SET EXERCISE
Return the records that follow, matching each one exactly.

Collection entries
Start

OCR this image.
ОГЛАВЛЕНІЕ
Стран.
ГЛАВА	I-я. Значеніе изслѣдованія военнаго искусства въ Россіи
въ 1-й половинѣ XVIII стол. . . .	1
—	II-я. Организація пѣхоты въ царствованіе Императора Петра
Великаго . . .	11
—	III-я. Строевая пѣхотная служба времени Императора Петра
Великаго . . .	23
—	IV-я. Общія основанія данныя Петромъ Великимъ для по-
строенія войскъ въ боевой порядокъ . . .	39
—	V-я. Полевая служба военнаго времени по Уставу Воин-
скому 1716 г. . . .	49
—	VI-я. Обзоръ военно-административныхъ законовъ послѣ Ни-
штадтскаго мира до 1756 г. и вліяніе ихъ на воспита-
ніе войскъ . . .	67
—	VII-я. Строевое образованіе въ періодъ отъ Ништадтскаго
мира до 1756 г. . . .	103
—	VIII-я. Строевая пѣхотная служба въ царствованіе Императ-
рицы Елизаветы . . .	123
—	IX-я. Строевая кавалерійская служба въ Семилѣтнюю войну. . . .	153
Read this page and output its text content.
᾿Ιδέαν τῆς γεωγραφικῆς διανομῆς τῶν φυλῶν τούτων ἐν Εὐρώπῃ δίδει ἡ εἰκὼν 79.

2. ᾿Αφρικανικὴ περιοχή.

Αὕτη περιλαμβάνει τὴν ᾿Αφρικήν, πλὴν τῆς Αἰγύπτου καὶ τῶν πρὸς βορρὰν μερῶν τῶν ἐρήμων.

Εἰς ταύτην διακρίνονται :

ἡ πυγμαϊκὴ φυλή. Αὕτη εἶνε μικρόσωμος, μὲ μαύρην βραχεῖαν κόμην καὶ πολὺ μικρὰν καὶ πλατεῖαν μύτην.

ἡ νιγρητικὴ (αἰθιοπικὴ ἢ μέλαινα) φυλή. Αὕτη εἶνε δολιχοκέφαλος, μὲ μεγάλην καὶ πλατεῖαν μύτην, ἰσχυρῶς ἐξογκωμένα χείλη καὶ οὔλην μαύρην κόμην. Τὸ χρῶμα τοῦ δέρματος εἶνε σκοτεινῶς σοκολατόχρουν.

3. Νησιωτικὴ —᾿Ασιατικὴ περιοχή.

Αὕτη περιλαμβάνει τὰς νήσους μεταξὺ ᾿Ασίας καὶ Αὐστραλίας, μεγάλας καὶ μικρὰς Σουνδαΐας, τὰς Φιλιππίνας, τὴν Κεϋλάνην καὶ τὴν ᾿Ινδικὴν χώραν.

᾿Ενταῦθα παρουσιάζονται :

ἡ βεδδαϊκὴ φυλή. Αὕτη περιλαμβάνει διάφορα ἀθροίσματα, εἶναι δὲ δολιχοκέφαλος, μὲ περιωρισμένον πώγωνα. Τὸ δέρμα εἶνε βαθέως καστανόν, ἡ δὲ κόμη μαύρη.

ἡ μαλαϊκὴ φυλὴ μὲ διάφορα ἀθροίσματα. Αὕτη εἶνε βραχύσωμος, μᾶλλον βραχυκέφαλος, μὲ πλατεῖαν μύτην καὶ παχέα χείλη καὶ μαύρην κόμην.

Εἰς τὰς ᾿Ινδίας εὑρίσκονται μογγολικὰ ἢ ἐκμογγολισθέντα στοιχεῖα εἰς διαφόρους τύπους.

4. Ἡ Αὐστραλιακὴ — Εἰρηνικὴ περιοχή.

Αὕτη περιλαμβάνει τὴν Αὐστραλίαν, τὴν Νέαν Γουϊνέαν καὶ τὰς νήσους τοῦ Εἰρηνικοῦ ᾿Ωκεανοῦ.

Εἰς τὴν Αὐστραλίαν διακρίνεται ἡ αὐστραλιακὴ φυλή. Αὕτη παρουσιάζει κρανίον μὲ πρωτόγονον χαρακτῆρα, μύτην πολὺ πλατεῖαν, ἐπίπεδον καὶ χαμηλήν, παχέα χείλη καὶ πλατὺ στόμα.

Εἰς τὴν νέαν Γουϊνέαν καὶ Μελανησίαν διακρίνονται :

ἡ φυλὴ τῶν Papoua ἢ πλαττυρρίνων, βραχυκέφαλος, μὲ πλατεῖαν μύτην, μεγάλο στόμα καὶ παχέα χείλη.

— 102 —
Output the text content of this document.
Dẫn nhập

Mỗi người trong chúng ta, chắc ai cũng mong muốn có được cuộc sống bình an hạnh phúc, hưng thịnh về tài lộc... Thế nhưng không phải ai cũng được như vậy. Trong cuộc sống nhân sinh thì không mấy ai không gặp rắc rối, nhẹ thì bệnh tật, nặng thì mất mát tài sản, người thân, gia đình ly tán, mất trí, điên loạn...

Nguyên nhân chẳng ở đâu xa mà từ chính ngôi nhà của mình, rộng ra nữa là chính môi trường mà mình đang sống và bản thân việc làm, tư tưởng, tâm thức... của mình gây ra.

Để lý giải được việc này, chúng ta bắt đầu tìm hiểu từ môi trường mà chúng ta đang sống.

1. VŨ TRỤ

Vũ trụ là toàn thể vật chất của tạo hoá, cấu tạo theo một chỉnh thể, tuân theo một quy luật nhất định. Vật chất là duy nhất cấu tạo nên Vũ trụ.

End

SOLUTION BELOW
OCR this image.
ОГЛАВЛЕНІЕ
Стран.
ГЛАВА	I-я. Значеніе изслѣдованія военнаго искусства въ Россіи
въ 1-й половинѣ XVIII стол. . . .	1
—	II-я. Организація пѣхоты въ царствованіе Императора Петра
Великаго . . .	11
—	III-я. Строевая пѣхотная служба времени Императора Петра
Великаго . . .	23
—	IV-я. Общія основанія данныя Петромъ Великимъ для по-
строенія войскъ въ боевой порядокъ . . .	39
—	V-я. Полевая служба военнаго времени по Уставу Воин-
скому 1716 г. . . .	49
—	VI-я. Обзоръ военно-административныхъ законовъ послѣ Ни-
штадтскаго мира до 1756 г. и вліяніе ихъ на воспита-
ніе войскъ . . .	67
—	VII-я. Строевое образованіе въ періодъ отъ Ништадтскаго
мира до 1756 г. . . .	103
—	VIII-я. Строевая пѣхотная служба въ царствованіе Императ-
рицы Елизаветы . . .	123
—	IX-я. Строевая кавалерійская служба въ Семилѣтнюю войну. . . .	153
Read this page and output its text content.
᾿Ιδέαν τῆς γεωγραφικῆς διανομῆς τῶν φυλῶν τούτων ἐν Εὐρώπῃ δίδει ἡ εἰκὼν 79.

2. ᾿Αφρικανικὴ περιοχή.

Αὕτη περιλαμβάνει τὴν ᾿Αφρικήν, πλὴν τῆς Αἰγύπτου καὶ τῶν πρὸς βορρὰν μερῶν τῶν ἐρήμων.

Εἰς ταύτην διακρίνονται :

ἡ πυγμαϊκὴ φυλή. Αὕτη εἶνε μικρόσωμος, μὲ μαύρην βραχεῖαν κόμην καὶ πολὺ μικρὰν καὶ πλατεῖαν μύτην.

ἡ νιγρητικὴ (αἰθιοπικὴ ἢ μέλαινα) φυλή. Αὕτη εἶνε δολιχοκέφαλος, μὲ μεγάλην καὶ πλατεῖαν μύτην, ἰσχυρῶς ἐξογκωμένα χείλη καὶ οὔλην μαύρην κόμην. Τὸ χρῶμα τοῦ δέρματος εἶνε σκοτεινῶς σοκολατόχρουν.

3. Νησιωτικὴ —᾿Ασιατικὴ περιοχή.

Αὕτη περιλαμβάνει τὰς νήσους μεταξὺ ᾿Ασίας καὶ Αὐστραλίας, μεγάλας καὶ μικρὰς Σουνδαΐας, τὰς Φιλιππίνας, τὴν Κεϋλάνην καὶ τὴν ᾿Ινδικὴν χώραν.

᾿Ενταῦθα παρουσιάζονται :

ἡ βεδδαϊκὴ φυλή. Αὕτη περιλαμβάνει διάφορα ἀθροίσματα, εἶναι δὲ δολιχοκέφαλος, μὲ περιωρισμένον πώγωνα. Τὸ δέρμα εἶνε βαθέως καστανόν, ἡ δὲ κόμη μαύρη.

ἡ μαλαϊκὴ φυλὴ μὲ διάφορα ἀθροίσματα. Αὕτη εἶνε βραχύσωμος, μᾶλλον βραχυκέφαλος, μὲ πλατεῖαν μύτην καὶ παχέα χείλη καὶ μαύρην κόμην.

Εἰς τὰς ᾿Ινδίας εὑρίσκονται μογγολικὰ ἢ ἐκμογγολισθέντα στοιχεῖα εἰς διαφόρους τύπους.

4. Ἡ Αὐστραλιακὴ — Εἰρηνικὴ περιοχή.

Αὕτη περιλαμβάνει τὴν Αὐστραλίαν, τὴν Νέαν Γουϊνέαν καὶ τὰς νήσους τοῦ Εἰρηνικοῦ ᾿Ωκεανοῦ.

Εἰς τὴν Αὐστραλίαν διακρίνεται ἡ αὐστραλιακὴ φυλή. Αὕτη παρουσιάζει κρανίον μὲ πρωτόγονον χαρακτῆρα, μύτην πολὺ πλατεῖαν, ἐπίπεδον καὶ χαμηλήν, παχέα χείλη καὶ πλατὺ στόμα.

Εἰς τὴν νέαν Γουϊνέαν καὶ Μελανησίαν διακρίνονται :

ἡ φυλὴ τῶν Papoua ἢ πλαττυρρίνων, βραχυκέφαλος, μὲ πλατεῖαν μύτην, μεγάλο στόμα καὶ παχέα χείλη.

— 102 —
Output the text content of this document.
Dẫn nhập

Mỗi người trong chúng ta, chắc ai cũng mong muốn có được cuộc sống bình an hạnh phúc, hưng thịnh về tài lộc... Thế nhưng không phải ai cũng được như vậy. Trong cuộc sống nhân sinh thì không mấy ai không gặp rắc rối, nhẹ thì bệnh tật, nặng thì mất mát tài sản, người thân, gia đình ly tán, mất trí, điên loạn...

Nguyên nhân chẳng ở đâu xa mà từ chính ngôi nhà của mình, rộng ra nữa là chính môi trường mà mình đang sống và bản thân việc làm, tư tưởng, tâm thức... của mình gây ra.

Để lý giải được việc này, chúng ta bắt đầu tìm hiểu từ môi trường mà chúng ta đang sống.

1. VŨ TRỤ

Vũ trụ là toàn thể vật chất của tạo hoá, cấu tạo theo một chỉnh thể, tuân theo một quy luật nhất định. Vật chất là duy nhất cấu tạo nên Vũ trụ.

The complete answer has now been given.